--- start of RAW RECORDS ---

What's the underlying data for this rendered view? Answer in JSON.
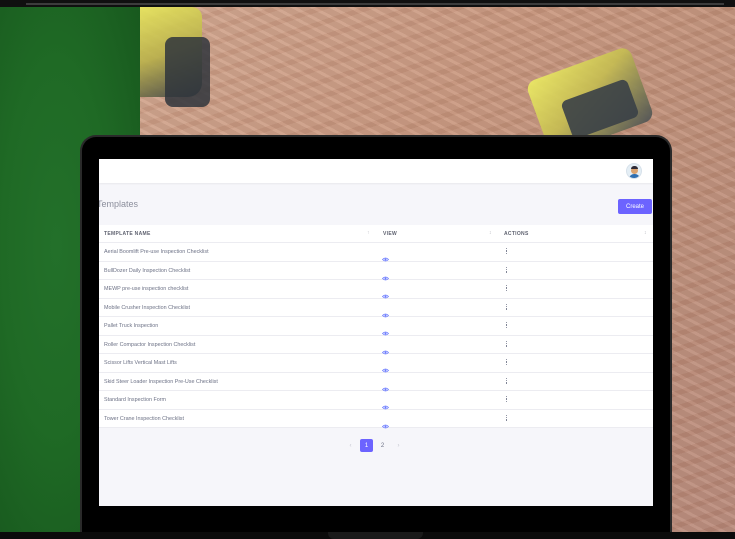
{
  "page": {
    "title": "Templates",
    "create_label": "Create"
  },
  "table": {
    "headers": {
      "name": "TEMPLATE NAME",
      "view": "VIEW",
      "actions": "ACTIONS"
    },
    "rows": [
      {
        "name": "Aerial Boomlift Pre-use Inspection Checklist"
      },
      {
        "name": "BullDozer Daily Inspection Checklist"
      },
      {
        "name": "MEWP pre-use inspection checklist"
      },
      {
        "name": "Mobile Crusher Inspection Checklist"
      },
      {
        "name": "Pallet Truck Inspection"
      },
      {
        "name": "Roller Compactor Inspection Checklist"
      },
      {
        "name": "Scissor Lifts Vertical Mast Lifts"
      },
      {
        "name": "Skid Steer Loader Inspection Pre-Use Checklist"
      },
      {
        "name": "Standard Inspection Form"
      },
      {
        "name": "Tower Crane Inspection Checklist"
      }
    ]
  },
  "pagination": {
    "prev": "‹",
    "pages": [
      "1",
      "2"
    ],
    "current": "1",
    "next": "›"
  },
  "icons": {
    "view": "eye-icon",
    "actions": "kebab-icon",
    "sort": "sort-icon",
    "user": "avatar"
  },
  "colors": {
    "accent": "#6c63ff",
    "background_green": "#1f6a25",
    "icon_blue": "#6c7cff"
  }
}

--- end of RAW RECORDS ---

Extract each line from the listing that holds the word "view".

What's the underlying data for this rendered view? Answer in JSON.
      "view": "VIEW",
    "view": "eye-icon",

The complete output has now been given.